**Problem statement**
Examine the records and identify each line that includes the string "Signore". Copy those lines.

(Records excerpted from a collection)
-- BEGIN --

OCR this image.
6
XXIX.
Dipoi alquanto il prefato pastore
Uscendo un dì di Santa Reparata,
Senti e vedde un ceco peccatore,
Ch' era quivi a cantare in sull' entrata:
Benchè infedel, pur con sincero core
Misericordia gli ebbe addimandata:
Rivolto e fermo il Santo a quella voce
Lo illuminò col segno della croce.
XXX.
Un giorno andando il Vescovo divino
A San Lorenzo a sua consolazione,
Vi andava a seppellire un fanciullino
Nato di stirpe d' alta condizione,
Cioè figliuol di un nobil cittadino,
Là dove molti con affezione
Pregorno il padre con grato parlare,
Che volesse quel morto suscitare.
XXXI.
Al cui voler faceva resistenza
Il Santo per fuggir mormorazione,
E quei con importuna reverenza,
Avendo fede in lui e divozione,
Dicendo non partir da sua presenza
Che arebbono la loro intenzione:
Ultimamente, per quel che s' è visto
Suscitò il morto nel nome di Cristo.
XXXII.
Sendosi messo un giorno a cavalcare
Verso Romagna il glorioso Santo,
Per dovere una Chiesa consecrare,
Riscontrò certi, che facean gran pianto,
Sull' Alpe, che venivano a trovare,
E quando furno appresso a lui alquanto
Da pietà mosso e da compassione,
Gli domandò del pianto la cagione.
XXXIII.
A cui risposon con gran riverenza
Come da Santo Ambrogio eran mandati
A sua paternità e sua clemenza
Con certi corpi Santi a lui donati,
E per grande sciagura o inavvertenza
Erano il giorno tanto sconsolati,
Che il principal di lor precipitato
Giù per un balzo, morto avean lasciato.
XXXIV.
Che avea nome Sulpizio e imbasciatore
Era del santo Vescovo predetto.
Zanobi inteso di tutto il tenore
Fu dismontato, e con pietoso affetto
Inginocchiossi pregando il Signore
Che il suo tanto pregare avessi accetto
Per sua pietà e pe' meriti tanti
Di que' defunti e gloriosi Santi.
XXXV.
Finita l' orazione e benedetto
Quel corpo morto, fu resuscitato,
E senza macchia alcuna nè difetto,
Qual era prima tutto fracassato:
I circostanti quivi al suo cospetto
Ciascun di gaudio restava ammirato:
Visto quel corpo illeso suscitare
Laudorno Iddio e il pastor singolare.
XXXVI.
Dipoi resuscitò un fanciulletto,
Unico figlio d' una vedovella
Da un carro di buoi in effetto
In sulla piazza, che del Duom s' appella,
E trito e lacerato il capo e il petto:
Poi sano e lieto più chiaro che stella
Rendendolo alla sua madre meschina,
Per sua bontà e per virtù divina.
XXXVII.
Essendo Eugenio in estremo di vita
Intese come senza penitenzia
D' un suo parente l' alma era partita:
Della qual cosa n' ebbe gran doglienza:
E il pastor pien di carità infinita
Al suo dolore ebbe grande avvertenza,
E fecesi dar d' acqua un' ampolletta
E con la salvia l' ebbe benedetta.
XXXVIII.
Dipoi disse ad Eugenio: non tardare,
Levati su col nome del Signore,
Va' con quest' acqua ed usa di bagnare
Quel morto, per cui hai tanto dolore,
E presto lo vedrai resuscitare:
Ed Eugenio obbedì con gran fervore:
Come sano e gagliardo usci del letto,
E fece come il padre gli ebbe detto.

-- END --

**Reply**
Inginocchiossi pregando il Signore
Levati su col nome del Signore,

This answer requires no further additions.